------ Input rows ------

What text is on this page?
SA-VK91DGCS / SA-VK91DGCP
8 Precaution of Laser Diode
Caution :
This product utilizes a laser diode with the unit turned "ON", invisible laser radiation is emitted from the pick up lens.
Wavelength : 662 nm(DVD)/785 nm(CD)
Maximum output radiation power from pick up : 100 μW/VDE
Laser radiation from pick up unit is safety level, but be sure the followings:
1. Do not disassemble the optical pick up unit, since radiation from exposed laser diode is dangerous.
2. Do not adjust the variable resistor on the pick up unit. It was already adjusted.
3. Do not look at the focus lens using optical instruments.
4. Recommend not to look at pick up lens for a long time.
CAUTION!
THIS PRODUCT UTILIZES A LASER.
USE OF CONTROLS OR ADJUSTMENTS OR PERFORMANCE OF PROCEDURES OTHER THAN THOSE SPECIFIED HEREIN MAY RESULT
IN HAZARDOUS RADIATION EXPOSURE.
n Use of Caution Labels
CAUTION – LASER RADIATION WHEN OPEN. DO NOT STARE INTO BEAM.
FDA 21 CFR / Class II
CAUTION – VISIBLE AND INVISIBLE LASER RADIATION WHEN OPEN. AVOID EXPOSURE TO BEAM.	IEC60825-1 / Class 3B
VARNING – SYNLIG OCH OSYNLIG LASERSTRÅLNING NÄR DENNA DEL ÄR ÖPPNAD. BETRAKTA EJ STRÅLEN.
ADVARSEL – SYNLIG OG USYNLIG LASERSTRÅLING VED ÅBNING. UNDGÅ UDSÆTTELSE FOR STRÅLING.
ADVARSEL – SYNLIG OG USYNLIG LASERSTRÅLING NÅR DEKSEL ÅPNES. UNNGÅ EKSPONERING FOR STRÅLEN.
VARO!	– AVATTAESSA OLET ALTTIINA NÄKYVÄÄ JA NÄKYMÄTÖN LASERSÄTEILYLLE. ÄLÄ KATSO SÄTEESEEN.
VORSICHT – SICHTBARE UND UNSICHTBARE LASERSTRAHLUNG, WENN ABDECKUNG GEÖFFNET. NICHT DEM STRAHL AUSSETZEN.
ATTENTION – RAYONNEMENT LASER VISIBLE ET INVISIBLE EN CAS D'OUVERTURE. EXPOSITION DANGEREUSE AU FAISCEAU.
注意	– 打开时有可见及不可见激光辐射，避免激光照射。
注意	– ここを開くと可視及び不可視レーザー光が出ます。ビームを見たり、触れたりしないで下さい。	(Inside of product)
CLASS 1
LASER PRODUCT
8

------

Exercise:
Would you give the material above again, complete and exact?

The reply:
What text is on this page?
SA-VK91DGCS / SA-VK91DGCP
8 Precaution of Laser Diode
Caution :
This product utilizes a laser diode with the unit turned "ON", invisible laser radiation is emitted from the pick up lens.
Wavelength : 662 nm(DVD)/785 nm(CD)
Maximum output radiation power from pick up : 100 μW/VDE
Laser radiation from pick up unit is safety level, but be sure the followings:
1. Do not disassemble the optical pick up unit, since radiation from exposed laser diode is dangerous.
2. Do not adjust the variable resistor on the pick up unit. It was already adjusted.
3. Do not look at the focus lens using optical instruments.
4. Recommend not to look at pick up lens for a long time.
CAUTION!
THIS PRODUCT UTILIZES A LASER.
USE OF CONTROLS OR ADJUSTMENTS OR PERFORMANCE OF PROCEDURES OTHER THAN THOSE SPECIFIED HEREIN MAY RESULT
IN HAZARDOUS RADIATION EXPOSURE.
n Use of Caution Labels
CAUTION – LASER RADIATION WHEN OPEN. DO NOT STARE INTO BEAM.
FDA 21 CFR / Class II
CAUTION – VISIBLE AND INVISIBLE LASER RADIATION WHEN OPEN. AVOID EXPOSURE TO BEAM.	IEC60825-1 / Class 3B
VARNING – SYNLIG OCH OSYNLIG LASERSTRÅLNING NÄR DENNA DEL ÄR ÖPPNAD. BETRAKTA EJ STRÅLEN.
ADVARSEL – SYNLIG OG USYNLIG LASERSTRÅLING VED ÅBNING. UNDGÅ UDSÆTTELSE FOR STRÅLING.
ADVARSEL – SYNLIG OG USYNLIG LASERSTRÅLING NÅR DEKSEL ÅPNES. UNNGÅ EKSPONERING FOR STRÅLEN.
VARO!	– AVATTAESSA OLET ALTTIINA NÄKYVÄÄ JA NÄKYMÄTÖN LASERSÄTEILYLLE. ÄLÄ KATSO SÄTEESEEN.
VORSICHT – SICHTBARE UND UNSICHTBARE LASERSTRAHLUNG, WENN ABDECKUNG GEÖFFNET. NICHT DEM STRAHL AUSSETZEN.
ATTENTION – RAYONNEMENT LASER VISIBLE ET INVISIBLE EN CAS D'OUVERTURE. EXPOSITION DANGEREUSE AU FAISCEAU.
注意	– 打开时有可见及不可见激光辐射，避免激光照射。
注意	– ここを開くと可視及び不可視レーザー光が出ます。ビームを見たり、触れたりしないで下さい。	(Inside of product)
CLASS 1
LASER PRODUCT
8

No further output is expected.